### Your goal
Write out all of the entries exactly as given.

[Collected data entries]

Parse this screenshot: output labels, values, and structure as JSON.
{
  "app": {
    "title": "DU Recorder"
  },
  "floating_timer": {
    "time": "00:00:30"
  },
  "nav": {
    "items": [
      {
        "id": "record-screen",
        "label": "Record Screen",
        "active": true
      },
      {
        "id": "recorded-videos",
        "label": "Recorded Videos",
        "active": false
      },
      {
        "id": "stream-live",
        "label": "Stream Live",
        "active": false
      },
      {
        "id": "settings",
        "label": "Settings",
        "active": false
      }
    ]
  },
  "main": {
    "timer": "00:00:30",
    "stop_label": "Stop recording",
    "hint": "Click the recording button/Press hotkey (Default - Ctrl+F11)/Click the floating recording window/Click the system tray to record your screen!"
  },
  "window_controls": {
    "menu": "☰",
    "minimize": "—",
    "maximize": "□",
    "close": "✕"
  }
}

### Full response
Parse this screenshot: output labels, values, and structure as JSON.
{
  "app": {
    "title": "DU Recorder"
  },
  "floating_timer": {
    "time": "00:00:30"
  },
  "nav": {
    "items": [
      {
        "id": "record-screen",
        "label": "Record Screen",
        "active": true
      },
      {
        "id": "recorded-videos",
        "label": "Recorded Videos",
        "active": false
      },
      {
        "id": "stream-live",
        "label": "Stream Live",
        "active": false
      },
      {
        "id": "settings",
        "label": "Settings",
        "active": false
      }
    ]
  },
  "main": {
    "timer": "00:00:30",
    "stop_label": "Stop recording",
    "hint": "Click the recording button/Press hotkey (Default - Ctrl+F11)/Click the floating recording window/Click the system tray to record your screen!"
  },
  "window_controls": {
    "menu": "☰",
    "minimize": "—",
    "maximize": "□",
    "close": "✕"
  }
}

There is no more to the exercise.